== EXERCISE ==
Lines containing the word "sufficiently" are to be located and copied.

== INPUT FOR THIS TASK ==
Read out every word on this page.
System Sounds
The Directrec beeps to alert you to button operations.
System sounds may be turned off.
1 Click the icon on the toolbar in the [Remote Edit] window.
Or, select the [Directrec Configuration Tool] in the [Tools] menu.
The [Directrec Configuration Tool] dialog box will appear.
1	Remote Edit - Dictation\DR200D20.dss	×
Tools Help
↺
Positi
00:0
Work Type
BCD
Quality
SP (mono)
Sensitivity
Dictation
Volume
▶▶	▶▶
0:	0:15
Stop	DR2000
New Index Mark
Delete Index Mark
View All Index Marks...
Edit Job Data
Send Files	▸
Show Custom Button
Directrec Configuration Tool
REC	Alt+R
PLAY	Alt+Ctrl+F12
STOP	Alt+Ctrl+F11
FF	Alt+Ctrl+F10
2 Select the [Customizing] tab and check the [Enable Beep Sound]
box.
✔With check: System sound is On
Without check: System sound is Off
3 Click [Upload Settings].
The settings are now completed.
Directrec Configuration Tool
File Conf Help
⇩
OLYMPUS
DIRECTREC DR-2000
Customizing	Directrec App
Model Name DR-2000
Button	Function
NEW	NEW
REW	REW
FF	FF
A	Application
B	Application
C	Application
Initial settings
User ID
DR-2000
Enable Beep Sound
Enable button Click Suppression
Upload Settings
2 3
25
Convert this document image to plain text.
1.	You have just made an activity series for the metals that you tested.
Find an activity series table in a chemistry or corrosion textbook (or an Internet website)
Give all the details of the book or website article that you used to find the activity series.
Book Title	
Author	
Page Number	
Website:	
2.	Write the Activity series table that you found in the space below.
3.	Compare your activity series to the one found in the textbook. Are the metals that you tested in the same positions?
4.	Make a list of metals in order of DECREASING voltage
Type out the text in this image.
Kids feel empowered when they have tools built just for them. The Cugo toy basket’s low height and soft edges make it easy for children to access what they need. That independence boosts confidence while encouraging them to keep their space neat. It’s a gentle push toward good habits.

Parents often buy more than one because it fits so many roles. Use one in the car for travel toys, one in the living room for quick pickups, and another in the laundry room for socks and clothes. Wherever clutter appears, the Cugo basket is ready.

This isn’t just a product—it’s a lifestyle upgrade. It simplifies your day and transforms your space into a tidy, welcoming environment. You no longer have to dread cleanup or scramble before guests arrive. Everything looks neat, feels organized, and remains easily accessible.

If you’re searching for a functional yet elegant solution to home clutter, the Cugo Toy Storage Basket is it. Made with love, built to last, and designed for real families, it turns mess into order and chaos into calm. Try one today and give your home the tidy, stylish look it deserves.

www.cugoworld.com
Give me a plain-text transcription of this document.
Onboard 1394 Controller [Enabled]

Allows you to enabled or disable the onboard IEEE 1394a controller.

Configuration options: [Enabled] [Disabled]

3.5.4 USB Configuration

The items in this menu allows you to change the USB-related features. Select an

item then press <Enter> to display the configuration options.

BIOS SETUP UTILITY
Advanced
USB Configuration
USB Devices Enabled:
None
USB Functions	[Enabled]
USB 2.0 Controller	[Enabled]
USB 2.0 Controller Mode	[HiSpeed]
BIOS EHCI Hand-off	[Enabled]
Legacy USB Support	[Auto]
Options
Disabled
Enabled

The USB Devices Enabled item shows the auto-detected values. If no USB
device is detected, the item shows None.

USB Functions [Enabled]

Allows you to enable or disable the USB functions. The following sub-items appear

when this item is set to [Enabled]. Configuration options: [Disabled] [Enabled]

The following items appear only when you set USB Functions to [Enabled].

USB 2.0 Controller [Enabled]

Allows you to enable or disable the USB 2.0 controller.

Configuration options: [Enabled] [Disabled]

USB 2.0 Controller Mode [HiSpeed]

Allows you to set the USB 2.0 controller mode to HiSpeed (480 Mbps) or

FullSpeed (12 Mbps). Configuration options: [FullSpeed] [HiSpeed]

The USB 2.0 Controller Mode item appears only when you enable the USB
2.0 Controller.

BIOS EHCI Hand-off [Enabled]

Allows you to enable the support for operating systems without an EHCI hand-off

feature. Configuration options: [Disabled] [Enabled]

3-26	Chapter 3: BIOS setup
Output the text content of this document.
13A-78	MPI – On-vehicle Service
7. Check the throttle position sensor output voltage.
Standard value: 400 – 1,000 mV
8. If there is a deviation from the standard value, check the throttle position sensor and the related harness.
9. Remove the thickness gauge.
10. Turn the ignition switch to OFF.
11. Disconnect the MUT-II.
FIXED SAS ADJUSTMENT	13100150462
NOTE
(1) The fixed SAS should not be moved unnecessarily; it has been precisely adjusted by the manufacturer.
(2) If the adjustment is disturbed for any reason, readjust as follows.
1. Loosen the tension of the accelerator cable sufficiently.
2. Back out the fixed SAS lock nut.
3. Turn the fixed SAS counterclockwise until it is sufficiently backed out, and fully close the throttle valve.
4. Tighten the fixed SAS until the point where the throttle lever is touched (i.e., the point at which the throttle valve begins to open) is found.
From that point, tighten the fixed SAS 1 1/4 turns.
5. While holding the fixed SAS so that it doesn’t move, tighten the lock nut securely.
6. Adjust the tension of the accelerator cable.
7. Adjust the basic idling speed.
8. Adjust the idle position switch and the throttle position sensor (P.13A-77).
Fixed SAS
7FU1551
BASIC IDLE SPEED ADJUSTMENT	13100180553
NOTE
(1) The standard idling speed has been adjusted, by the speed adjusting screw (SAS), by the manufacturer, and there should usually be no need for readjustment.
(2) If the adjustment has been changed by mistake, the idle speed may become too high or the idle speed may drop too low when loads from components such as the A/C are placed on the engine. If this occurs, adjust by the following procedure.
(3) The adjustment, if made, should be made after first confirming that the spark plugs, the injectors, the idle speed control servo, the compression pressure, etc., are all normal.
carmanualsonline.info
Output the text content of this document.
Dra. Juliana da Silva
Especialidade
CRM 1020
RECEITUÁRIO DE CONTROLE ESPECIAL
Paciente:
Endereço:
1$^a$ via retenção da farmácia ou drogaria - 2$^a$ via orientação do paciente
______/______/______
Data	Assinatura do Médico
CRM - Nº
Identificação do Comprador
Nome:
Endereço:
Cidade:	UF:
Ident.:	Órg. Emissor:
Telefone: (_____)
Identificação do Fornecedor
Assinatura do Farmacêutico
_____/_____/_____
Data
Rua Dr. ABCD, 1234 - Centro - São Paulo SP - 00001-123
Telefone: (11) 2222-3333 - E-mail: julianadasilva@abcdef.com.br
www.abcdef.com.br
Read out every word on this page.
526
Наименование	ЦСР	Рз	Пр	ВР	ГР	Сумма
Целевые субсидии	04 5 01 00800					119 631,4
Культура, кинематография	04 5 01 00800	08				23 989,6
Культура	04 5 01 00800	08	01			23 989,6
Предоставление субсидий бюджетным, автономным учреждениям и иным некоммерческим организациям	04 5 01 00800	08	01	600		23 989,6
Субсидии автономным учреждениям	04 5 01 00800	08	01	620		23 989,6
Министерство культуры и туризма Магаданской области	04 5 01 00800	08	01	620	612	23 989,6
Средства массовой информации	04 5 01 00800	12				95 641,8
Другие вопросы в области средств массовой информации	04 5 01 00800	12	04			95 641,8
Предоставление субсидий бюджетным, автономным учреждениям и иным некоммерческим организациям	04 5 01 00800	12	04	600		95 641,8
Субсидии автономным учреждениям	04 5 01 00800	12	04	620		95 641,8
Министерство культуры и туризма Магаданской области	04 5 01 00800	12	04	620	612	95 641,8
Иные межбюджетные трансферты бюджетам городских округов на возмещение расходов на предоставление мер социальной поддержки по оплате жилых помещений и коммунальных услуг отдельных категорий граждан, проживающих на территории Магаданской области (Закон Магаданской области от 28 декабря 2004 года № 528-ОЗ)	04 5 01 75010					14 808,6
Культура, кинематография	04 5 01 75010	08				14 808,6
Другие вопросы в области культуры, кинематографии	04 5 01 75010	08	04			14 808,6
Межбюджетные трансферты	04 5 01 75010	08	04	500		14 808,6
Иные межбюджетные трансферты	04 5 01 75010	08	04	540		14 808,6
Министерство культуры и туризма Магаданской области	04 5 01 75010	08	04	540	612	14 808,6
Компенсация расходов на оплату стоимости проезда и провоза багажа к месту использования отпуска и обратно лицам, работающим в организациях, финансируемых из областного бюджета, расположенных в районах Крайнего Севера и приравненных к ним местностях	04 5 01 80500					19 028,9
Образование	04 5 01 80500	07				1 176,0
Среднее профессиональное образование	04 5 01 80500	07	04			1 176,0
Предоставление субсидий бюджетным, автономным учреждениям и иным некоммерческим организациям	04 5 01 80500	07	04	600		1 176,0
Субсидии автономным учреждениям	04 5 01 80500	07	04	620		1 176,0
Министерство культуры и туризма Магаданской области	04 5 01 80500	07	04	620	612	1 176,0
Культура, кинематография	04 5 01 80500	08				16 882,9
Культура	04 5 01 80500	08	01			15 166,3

== SOLUTION BELOW ==
1. Loosen the tension of the accelerator cable sufficiently.
3. Turn the fixed SAS counterclockwise until it is sufficiently backed out, and fully close the throttle valve.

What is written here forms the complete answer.